[Begin Information given]

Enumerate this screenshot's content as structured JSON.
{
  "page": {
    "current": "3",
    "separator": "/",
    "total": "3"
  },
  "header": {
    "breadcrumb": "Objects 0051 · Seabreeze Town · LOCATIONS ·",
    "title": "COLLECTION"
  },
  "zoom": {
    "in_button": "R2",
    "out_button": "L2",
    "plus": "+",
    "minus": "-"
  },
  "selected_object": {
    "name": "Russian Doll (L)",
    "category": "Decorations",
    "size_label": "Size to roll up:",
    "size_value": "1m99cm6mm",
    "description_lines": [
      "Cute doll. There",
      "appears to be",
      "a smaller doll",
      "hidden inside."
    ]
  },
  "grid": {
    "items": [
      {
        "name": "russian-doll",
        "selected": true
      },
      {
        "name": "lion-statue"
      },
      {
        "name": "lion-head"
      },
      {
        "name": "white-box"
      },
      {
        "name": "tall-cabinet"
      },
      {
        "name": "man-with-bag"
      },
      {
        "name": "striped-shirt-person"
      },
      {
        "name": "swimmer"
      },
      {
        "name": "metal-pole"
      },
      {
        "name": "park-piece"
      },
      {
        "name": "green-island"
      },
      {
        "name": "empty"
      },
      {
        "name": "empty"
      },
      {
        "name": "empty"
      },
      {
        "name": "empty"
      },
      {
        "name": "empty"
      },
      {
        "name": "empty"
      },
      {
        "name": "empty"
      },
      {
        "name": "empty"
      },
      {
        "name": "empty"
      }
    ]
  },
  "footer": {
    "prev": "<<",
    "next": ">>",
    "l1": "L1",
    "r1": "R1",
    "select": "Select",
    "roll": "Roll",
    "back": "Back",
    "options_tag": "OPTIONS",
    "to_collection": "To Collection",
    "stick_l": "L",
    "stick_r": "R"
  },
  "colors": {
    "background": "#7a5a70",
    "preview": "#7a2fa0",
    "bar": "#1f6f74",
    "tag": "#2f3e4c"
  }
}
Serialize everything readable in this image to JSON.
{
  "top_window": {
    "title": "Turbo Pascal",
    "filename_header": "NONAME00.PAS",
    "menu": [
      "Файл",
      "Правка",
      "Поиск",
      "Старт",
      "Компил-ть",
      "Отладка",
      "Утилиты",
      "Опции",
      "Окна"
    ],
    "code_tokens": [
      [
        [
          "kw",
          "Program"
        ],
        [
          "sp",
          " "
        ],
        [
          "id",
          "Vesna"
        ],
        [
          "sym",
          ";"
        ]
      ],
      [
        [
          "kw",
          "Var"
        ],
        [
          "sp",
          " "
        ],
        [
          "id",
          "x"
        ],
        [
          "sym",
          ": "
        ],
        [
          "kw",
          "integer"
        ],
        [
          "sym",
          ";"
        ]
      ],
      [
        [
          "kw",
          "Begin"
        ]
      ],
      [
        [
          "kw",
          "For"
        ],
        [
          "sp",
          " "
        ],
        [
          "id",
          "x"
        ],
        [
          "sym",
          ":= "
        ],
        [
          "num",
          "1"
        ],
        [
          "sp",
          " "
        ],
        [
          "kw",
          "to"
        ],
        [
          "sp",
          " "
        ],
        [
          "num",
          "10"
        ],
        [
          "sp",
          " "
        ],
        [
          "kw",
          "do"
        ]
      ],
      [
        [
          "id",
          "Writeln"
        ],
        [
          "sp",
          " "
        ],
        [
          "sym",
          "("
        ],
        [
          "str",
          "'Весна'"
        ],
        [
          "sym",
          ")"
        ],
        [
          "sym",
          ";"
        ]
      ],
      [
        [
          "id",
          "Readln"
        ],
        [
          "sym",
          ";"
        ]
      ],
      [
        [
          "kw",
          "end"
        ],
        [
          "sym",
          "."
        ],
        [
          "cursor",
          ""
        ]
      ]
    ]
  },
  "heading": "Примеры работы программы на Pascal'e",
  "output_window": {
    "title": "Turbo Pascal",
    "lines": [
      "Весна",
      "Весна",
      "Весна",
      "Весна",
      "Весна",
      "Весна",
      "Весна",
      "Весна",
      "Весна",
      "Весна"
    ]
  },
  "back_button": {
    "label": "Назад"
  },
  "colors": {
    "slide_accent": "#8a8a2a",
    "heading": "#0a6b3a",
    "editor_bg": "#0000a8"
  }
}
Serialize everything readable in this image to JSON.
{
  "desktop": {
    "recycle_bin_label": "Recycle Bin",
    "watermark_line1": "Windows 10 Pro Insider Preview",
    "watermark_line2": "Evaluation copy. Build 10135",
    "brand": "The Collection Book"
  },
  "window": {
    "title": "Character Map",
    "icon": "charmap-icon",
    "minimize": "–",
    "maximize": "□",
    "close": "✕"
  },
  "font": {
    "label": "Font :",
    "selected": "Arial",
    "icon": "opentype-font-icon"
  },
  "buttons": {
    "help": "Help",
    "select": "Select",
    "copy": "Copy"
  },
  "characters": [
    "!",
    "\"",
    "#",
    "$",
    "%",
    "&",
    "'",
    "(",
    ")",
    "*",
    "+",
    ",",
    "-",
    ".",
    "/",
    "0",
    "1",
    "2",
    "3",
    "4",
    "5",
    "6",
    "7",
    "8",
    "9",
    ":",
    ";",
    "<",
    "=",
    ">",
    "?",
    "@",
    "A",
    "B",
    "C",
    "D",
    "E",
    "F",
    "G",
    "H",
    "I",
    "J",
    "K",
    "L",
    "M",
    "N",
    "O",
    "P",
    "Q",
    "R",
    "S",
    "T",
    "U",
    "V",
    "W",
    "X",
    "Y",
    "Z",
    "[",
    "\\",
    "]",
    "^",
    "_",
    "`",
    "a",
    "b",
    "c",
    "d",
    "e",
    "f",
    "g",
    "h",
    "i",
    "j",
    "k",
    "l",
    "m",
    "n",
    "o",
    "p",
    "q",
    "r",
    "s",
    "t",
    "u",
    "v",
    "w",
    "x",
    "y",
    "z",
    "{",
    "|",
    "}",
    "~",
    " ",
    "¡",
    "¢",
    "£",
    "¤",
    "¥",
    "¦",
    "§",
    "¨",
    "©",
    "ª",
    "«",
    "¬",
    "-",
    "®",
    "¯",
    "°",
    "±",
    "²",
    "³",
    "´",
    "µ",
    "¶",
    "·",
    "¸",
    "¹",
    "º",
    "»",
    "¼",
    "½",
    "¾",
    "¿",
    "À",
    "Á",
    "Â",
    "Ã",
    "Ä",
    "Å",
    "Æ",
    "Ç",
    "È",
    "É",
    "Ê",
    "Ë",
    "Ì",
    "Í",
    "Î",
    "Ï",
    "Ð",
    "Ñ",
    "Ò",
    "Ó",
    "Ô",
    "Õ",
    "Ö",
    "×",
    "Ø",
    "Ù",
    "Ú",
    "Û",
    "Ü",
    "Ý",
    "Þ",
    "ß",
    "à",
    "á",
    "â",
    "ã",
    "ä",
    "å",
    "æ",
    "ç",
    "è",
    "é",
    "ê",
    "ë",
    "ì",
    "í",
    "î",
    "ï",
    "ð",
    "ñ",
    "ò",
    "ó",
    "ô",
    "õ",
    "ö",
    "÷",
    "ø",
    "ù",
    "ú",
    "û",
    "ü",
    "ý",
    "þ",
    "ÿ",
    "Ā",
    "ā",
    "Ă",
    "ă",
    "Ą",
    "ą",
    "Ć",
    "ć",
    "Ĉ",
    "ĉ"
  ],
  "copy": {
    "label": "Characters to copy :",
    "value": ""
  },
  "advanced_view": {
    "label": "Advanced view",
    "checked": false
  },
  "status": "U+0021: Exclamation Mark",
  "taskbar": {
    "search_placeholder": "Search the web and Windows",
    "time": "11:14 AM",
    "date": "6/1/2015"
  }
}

[End Information given]

_Exercise_
Write out the whole listing exactly.

_Result for this task_
Enumerate this screenshot's content as structured JSON.
{
  "page": {
    "current": "3",
    "separator": "/",
    "total": "3"
  },
  "header": {
    "breadcrumb": "Objects 0051 · Seabreeze Town · LOCATIONS ·",
    "title": "COLLECTION"
  },
  "zoom": {
    "in_button": "R2",
    "out_button": "L2",
    "plus": "+",
    "minus": "-"
  },
  "selected_object": {
    "name": "Russian Doll (L)",
    "category": "Decorations",
    "size_label": "Size to roll up:",
    "size_value": "1m99cm6mm",
    "description_lines": [
      "Cute doll. There",
      "appears to be",
      "a smaller doll",
      "hidden inside."
    ]
  },
  "grid": {
    "items": [
      {
        "name": "russian-doll",
        "selected": true
      },
      {
        "name": "lion-statue"
      },
      {
        "name": "lion-head"
      },
      {
        "name": "white-box"
      },
      {
        "name": "tall-cabinet"
      },
      {
        "name": "man-with-bag"
      },
      {
        "name": "striped-shirt-person"
      },
      {
        "name": "swimmer"
      },
      {
        "name": "metal-pole"
      },
      {
        "name": "park-piece"
      },
      {
        "name": "green-island"
      },
      {
        "name": "empty"
      },
      {
        "name": "empty"
      },
      {
        "name": "empty"
      },
      {
        "name": "empty"
      },
      {
        "name": "empty"
      },
      {
        "name": "empty"
      },
      {
        "name": "empty"
      },
      {
        "name": "empty"
      },
      {
        "name": "empty"
      }
    ]
  },
  "footer": {
    "prev": "<<",
    "next": ">>",
    "l1": "L1",
    "r1": "R1",
    "select": "Select",
    "roll": "Roll",
    "back": "Back",
    "options_tag": "OPTIONS",
    "to_collection": "To Collection",
    "stick_l": "L",
    "stick_r": "R"
  },
  "colors": {
    "background": "#7a5a70",
    "preview": "#7a2fa0",
    "bar": "#1f6f74",
    "tag": "#2f3e4c"
  }
}
Serialize everything readable in this image to JSON.
{
  "top_window": {
    "title": "Turbo Pascal",
    "filename_header": "NONAME00.PAS",
    "menu": [
      "Файл",
      "Правка",
      "Поиск",
      "Старт",
      "Компил-ть",
      "Отладка",
      "Утилиты",
      "Опции",
      "Окна"
    ],
    "code_tokens": [
      [
        [
          "kw",
          "Program"
        ],
        [
          "sp",
          " "
        ],
        [
          "id",
          "Vesna"
        ],
        [
          "sym",
          ";"
        ]
      ],
      [
        [
          "kw",
          "Var"
        ],
        [
          "sp",
          " "
        ],
        [
          "id",
          "x"
        ],
        [
          "sym",
          ": "
        ],
        [
          "kw",
          "integer"
        ],
        [
          "sym",
          ";"
        ]
      ],
      [
        [
          "kw",
          "Begin"
        ]
      ],
      [
        [
          "kw",
          "For"
        ],
        [
          "sp",
          " "
        ],
        [
          "id",
          "x"
        ],
        [
          "sym",
          ":= "
        ],
        [
          "num",
          "1"
        ],
        [
          "sp",
          " "
        ],
        [
          "kw",
          "to"
        ],
        [
          "sp",
          " "
        ],
        [
          "num",
          "10"
        ],
        [
          "sp",
          " "
        ],
        [
          "kw",
          "do"
        ]
      ],
      [
        [
          "id",
          "Writeln"
        ],
        [
          "sp",
          " "
        ],
        [
          "sym",
          "("
        ],
        [
          "str",
          "'Весна'"
        ],
        [
          "sym",
          ")"
        ],
        [
          "sym",
          ";"
        ]
      ],
      [
        [
          "id",
          "Readln"
        ],
        [
          "sym",
          ";"
        ]
      ],
      [
        [
          "kw",
          "end"
        ],
        [
          "sym",
          "."
        ],
        [
          "cursor",
          ""
        ]
      ]
    ]
  },
  "heading": "Примеры работы программы на Pascal'e",
  "output_window": {
    "title": "Turbo Pascal",
    "lines": [
      "Весна",
      "Весна",
      "Весна",
      "Весна",
      "Весна",
      "Весна",
      "Весна",
      "Весна",
      "Весна",
      "Весна"
    ]
  },
  "back_button": {
    "label": "Назад"
  },
  "colors": {
    "slide_accent": "#8a8a2a",
    "heading": "#0a6b3a",
    "editor_bg": "#0000a8"
  }
}
Serialize everything readable in this image to JSON.
{
  "desktop": {
    "recycle_bin_label": "Recycle Bin",
    "watermark_line1": "Windows 10 Pro Insider Preview",
    "watermark_line2": "Evaluation copy. Build 10135",
    "brand": "The Collection Book"
  },
  "window": {
    "title": "Character Map",
    "icon": "charmap-icon",
    "minimize": "–",
    "maximize": "□",
    "close": "✕"
  },
  "font": {
    "label": "Font :",
    "selected": "Arial",
    "icon": "opentype-font-icon"
  },
  "buttons": {
    "help": "Help",
    "select": "Select",
    "copy": "Copy"
  },
  "characters": [
    "!",
    "\"",
    "#",
    "$",
    "%",
    "&",
    "'",
    "(",
    ")",
    "*",
    "+",
    ",",
    "-",
    ".",
    "/",
    "0",
    "1",
    "2",
    "3",
    "4",
    "5",
    "6",
    "7",
    "8",
    "9",
    ":",
    ";",
    "<",
    "=",
    ">",
    "?",
    "@",
    "A",
    "B",
    "C",
    "D",
    "E",
    "F",
    "G",
    "H",
    "I",
    "J",
    "K",
    "L",
    "M",
    "N",
    "O",
    "P",
    "Q",
    "R",
    "S",
    "T",
    "U",
    "V",
    "W",
    "X",
    "Y",
    "Z",
    "[",
    "\\",
    "]",
    "^",
    "_",
    "`",
    "a",
    "b",
    "c",
    "d",
    "e",
    "f",
    "g",
    "h",
    "i",
    "j",
    "k",
    "l",
    "m",
    "n",
    "o",
    "p",
    "q",
    "r",
    "s",
    "t",
    "u",
    "v",
    "w",
    "x",
    "y",
    "z",
    "{",
    "|",
    "}",
    "~",
    " ",
    "¡",
    "¢",
    "£",
    "¤",
    "¥",
    "¦",
    "§",
    "¨",
    "©",
    "ª",
    "«",
    "¬",
    "-",
    "®",
    "¯",
    "°",
    "±",
    "²",
    "³",
    "´",
    "µ",
    "¶",
    "·",
    "¸",
    "¹",
    "º",
    "»",
    "¼",
    "½",
    "¾",
    "¿",
    "À",
    "Á",
    "Â",
    "Ã",
    "Ä",
    "Å",
    "Æ",
    "Ç",
    "È",
    "É",
    "Ê",
    "Ë",
    "Ì",
    "Í",
    "Î",
    "Ï",
    "Ð",
    "Ñ",
    "Ò",
    "Ó",
    "Ô",
    "Õ",
    "Ö",
    "×",
    "Ø",
    "Ù",
    "Ú",
    "Û",
    "Ü",
    "Ý",
    "Þ",
    "ß",
    "à",
    "á",
    "â",
    "ã",
    "ä",
    "å",
    "æ",
    "ç",
    "è",
    "é",
    "ê",
    "ë",
    "ì",
    "í",
    "î",
    "ï",
    "ð",
    "ñ",
    "ò",
    "ó",
    "ô",
    "õ",
    "ö",
    "÷",
    "ø",
    "ù",
    "ú",
    "û",
    "ü",
    "ý",
    "þ",
    "ÿ",
    "Ā",
    "ā",
    "Ă",
    "ă",
    "Ą",
    "ą",
    "Ć",
    "ć",
    "Ĉ",
    "ĉ"
  ],
  "copy": {
    "label": "Characters to copy :",
    "value": ""
  },
  "advanced_view": {
    "label": "Advanced view",
    "checked": false
  },
  "status": "U+0021: Exclamation Mark",
  "taskbar": {
    "search_placeholder": "Search the web and Windows",
    "time": "11:14 AM",
    "date": "6/1/2015"
  }
}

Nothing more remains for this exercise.